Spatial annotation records
────────────────────────────────────────
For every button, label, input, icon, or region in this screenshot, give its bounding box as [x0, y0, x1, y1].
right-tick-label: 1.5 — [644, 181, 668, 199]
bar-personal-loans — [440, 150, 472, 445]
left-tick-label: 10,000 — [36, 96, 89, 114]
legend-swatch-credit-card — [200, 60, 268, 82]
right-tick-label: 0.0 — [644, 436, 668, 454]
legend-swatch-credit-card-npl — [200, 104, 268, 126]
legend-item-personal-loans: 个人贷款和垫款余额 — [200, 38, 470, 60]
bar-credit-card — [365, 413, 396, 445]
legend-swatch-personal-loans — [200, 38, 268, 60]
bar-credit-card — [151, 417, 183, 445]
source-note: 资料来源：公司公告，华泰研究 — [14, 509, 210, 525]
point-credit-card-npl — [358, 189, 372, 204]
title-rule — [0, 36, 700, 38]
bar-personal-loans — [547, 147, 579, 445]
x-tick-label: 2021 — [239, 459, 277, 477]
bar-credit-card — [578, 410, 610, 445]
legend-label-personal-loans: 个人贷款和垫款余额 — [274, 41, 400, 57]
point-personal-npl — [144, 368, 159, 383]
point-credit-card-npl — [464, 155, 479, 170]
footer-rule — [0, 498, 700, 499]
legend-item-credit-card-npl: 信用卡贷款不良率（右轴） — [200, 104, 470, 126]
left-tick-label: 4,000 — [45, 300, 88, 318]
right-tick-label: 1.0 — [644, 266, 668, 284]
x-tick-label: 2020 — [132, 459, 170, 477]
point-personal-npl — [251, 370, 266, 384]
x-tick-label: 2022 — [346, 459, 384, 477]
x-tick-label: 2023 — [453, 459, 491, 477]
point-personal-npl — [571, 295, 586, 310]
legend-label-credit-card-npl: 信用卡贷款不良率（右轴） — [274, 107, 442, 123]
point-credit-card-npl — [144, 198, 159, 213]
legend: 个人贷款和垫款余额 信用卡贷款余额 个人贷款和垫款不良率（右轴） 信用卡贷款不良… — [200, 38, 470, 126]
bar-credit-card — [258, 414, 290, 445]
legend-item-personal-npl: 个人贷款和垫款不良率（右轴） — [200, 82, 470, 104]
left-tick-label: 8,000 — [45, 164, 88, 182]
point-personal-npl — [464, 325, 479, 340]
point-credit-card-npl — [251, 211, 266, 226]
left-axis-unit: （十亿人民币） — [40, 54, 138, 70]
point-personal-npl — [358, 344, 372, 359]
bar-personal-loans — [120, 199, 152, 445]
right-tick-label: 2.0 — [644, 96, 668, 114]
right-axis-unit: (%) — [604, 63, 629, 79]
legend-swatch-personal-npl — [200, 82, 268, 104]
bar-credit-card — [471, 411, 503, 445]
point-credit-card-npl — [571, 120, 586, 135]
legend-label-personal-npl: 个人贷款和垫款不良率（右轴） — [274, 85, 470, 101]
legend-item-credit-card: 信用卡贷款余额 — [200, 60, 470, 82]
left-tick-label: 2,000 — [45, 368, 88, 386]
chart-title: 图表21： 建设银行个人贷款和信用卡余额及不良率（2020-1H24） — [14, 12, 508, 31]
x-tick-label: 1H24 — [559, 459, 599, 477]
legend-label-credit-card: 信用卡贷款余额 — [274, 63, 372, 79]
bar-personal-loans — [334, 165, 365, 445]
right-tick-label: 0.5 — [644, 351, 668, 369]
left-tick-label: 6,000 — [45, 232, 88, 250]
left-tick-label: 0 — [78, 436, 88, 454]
────────────────────────────────────────
▸ PROBLEM TO SOLVE
Rewrite the records above, switching every "x-tick-label" to "year-label" and leaving everything else unchanged.

▸ SOLUTION TO THE EXERCISE
For every button, label, input, icon, or region in this screenshot, give its bounding box as [x0, y0, x1, y1].
right-tick-label: 1.5 — [644, 181, 668, 199]
bar-personal-loans — [440, 150, 472, 445]
left-tick-label: 10,000 — [36, 96, 89, 114]
legend-swatch-credit-card — [200, 60, 268, 82]
right-tick-label: 0.0 — [644, 436, 668, 454]
legend-swatch-credit-card-npl — [200, 104, 268, 126]
legend-item-personal-loans: 个人贷款和垫款余额 — [200, 38, 470, 60]
bar-credit-card — [365, 413, 396, 445]
legend-swatch-personal-loans — [200, 38, 268, 60]
bar-credit-card — [151, 417, 183, 445]
source-note: 资料来源：公司公告，华泰研究 — [14, 509, 210, 525]
point-credit-card-npl — [358, 189, 372, 204]
title-rule — [0, 36, 700, 38]
bar-personal-loans — [547, 147, 579, 445]
year-label: 2021 — [239, 459, 277, 477]
bar-credit-card — [578, 410, 610, 445]
legend-label-personal-loans: 个人贷款和垫款余额 — [274, 41, 400, 57]
point-personal-npl — [144, 368, 159, 383]
point-credit-card-npl — [464, 155, 479, 170]
footer-rule — [0, 498, 700, 499]
legend-item-credit-card-npl: 信用卡贷款不良率（右轴） — [200, 104, 470, 126]
left-tick-label: 4,000 — [45, 300, 88, 318]
right-tick-label: 1.0 — [644, 266, 668, 284]
year-label: 2020 — [132, 459, 170, 477]
point-personal-npl — [251, 370, 266, 384]
year-label: 2022 — [346, 459, 384, 477]
year-label: 2023 — [453, 459, 491, 477]
point-personal-npl — [571, 295, 586, 310]
legend-label-credit-card-npl: 信用卡贷款不良率（右轴） — [274, 107, 442, 123]
point-credit-card-npl — [144, 198, 159, 213]
legend: 个人贷款和垫款余额 信用卡贷款余额 个人贷款和垫款不良率（右轴） 信用卡贷款不良… — [200, 38, 470, 126]
bar-credit-card — [258, 414, 290, 445]
legend-item-personal-npl: 个人贷款和垫款不良率（右轴） — [200, 82, 470, 104]
left-tick-label: 8,000 — [45, 164, 88, 182]
point-personal-npl — [464, 325, 479, 340]
point-credit-card-npl — [251, 211, 266, 226]
left-axis-unit: （十亿人民币） — [40, 54, 138, 70]
point-personal-npl — [358, 344, 372, 359]
bar-personal-loans — [120, 199, 152, 445]
right-tick-label: 2.0 — [644, 96, 668, 114]
right-axis-unit: (%) — [604, 63, 629, 79]
legend-swatch-personal-npl — [200, 82, 268, 104]
bar-credit-card — [471, 411, 503, 445]
point-credit-card-npl — [571, 120, 586, 135]
legend-label-personal-npl: 个人贷款和垫款不良率（右轴） — [274, 85, 470, 101]
legend-item-credit-card: 信用卡贷款余额 — [200, 60, 470, 82]
left-tick-label: 2,000 — [45, 368, 88, 386]
chart-title: 图表21： 建设银行个人贷款和信用卡余额及不良率（2020-1H24） — [14, 12, 508, 31]
year-label: 1H24 — [559, 459, 599, 477]
legend-label-credit-card: 信用卡贷款余额 — [274, 63, 372, 79]
bar-personal-loans — [334, 165, 365, 445]
right-tick-label: 0.5 — [644, 351, 668, 369]
left-tick-label: 6,000 — [45, 232, 88, 250]
left-tick-label: 0 — [78, 436, 88, 454]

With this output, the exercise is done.